EXERCISE MATERIALS
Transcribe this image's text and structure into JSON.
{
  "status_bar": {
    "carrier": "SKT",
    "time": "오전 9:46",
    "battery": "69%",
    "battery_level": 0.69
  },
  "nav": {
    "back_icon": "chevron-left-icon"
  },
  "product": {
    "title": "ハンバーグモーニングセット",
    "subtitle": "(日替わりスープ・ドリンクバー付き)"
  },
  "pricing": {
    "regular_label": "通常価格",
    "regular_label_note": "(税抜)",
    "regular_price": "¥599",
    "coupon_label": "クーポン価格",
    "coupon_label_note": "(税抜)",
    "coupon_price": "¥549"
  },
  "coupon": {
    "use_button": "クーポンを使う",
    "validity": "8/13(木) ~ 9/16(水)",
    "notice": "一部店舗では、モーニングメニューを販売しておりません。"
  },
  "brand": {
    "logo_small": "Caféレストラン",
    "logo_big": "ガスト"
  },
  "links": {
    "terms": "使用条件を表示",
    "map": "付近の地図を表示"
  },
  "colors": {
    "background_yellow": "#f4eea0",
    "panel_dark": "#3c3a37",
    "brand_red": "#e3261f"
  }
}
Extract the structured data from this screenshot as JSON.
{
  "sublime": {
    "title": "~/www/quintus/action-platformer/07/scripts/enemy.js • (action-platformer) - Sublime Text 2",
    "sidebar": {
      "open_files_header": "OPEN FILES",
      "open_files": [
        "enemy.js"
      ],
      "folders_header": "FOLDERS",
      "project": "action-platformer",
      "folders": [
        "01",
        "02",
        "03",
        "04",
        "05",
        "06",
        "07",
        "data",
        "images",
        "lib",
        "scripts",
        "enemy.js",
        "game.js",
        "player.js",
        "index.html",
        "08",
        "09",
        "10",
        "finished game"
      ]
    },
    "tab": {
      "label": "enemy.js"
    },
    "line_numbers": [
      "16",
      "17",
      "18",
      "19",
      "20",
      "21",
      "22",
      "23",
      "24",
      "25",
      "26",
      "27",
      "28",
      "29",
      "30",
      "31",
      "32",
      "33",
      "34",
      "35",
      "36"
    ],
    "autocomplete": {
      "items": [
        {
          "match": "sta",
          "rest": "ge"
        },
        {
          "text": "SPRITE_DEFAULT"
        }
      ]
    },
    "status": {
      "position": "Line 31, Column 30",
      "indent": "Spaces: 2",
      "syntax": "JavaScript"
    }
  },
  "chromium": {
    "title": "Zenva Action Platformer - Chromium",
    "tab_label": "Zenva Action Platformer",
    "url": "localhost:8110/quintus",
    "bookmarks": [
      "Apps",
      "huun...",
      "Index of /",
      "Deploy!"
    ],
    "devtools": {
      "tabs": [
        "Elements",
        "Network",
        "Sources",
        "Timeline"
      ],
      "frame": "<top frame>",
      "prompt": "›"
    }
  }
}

SHORT EXERCISE
Please reproduce the entire listing, exactly as shown.

EXERCISE RESULT
Transcribe this image's text and structure into JSON.
{
  "status_bar": {
    "carrier": "SKT",
    "time": "오전 9:46",
    "battery": "69%",
    "battery_level": 0.69
  },
  "nav": {
    "back_icon": "chevron-left-icon"
  },
  "product": {
    "title": "ハンバーグモーニングセット",
    "subtitle": "(日替わりスープ・ドリンクバー付き)"
  },
  "pricing": {
    "regular_label": "通常価格",
    "regular_label_note": "(税抜)",
    "regular_price": "¥599",
    "coupon_label": "クーポン価格",
    "coupon_label_note": "(税抜)",
    "coupon_price": "¥549"
  },
  "coupon": {
    "use_button": "クーポンを使う",
    "validity": "8/13(木) ~ 9/16(水)",
    "notice": "一部店舗では、モーニングメニューを販売しておりません。"
  },
  "brand": {
    "logo_small": "Caféレストラン",
    "logo_big": "ガスト"
  },
  "links": {
    "terms": "使用条件を表示",
    "map": "付近の地図を表示"
  },
  "colors": {
    "background_yellow": "#f4eea0",
    "panel_dark": "#3c3a37",
    "brand_red": "#e3261f"
  }
}
Extract the structured data from this screenshot as JSON.
{
  "sublime": {
    "title": "~/www/quintus/action-platformer/07/scripts/enemy.js • (action-platformer) - Sublime Text 2",
    "sidebar": {
      "open_files_header": "OPEN FILES",
      "open_files": [
        "enemy.js"
      ],
      "folders_header": "FOLDERS",
      "project": "action-platformer",
      "folders": [
        "01",
        "02",
        "03",
        "04",
        "05",
        "06",
        "07",
        "data",
        "images",
        "lib",
        "scripts",
        "enemy.js",
        "game.js",
        "player.js",
        "index.html",
        "08",
        "09",
        "10",
        "finished game"
      ]
    },
    "tab": {
      "label": "enemy.js"
    },
    "line_numbers": [
      "16",
      "17",
      "18",
      "19",
      "20",
      "21",
      "22",
      "23",
      "24",
      "25",
      "26",
      "27",
      "28",
      "29",
      "30",
      "31",
      "32",
      "33",
      "34",
      "35",
      "36"
    ],
    "autocomplete": {
      "items": [
        {
          "match": "sta",
          "rest": "ge"
        },
        {
          "text": "SPRITE_DEFAULT"
        }
      ]
    },
    "status": {
      "position": "Line 31, Column 30",
      "indent": "Spaces: 2",
      "syntax": "JavaScript"
    }
  },
  "chromium": {
    "title": "Zenva Action Platformer - Chromium",
    "tab_label": "Zenva Action Platformer",
    "url": "localhost:8110/quintus",
    "bookmarks": [
      "Apps",
      "huun...",
      "Index of /",
      "Deploy!"
    ],
    "devtools": {
      "tabs": [
        "Elements",
        "Network",
        "Sources",
        "Timeline"
      ],
      "frame": "<top frame>",
      "prompt": "›"
    }
  }
}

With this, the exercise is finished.